■ **Task brief**:
Provide the number of lines containing the word "lápiz", and nothing else.

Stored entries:
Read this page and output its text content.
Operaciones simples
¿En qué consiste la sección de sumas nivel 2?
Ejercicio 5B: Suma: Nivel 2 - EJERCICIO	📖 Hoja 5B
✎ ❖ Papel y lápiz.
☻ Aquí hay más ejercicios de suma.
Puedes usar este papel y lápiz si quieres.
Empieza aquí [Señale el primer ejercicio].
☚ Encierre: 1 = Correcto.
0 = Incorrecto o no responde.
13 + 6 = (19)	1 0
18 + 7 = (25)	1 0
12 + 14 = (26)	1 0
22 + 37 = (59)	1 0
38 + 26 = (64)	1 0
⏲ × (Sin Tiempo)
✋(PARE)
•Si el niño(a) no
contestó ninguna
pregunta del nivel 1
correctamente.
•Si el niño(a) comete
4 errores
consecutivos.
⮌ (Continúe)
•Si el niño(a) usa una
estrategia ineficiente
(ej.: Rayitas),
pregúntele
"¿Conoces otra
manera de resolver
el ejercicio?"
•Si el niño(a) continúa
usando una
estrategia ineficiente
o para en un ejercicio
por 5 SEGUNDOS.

■ **Task output**:
2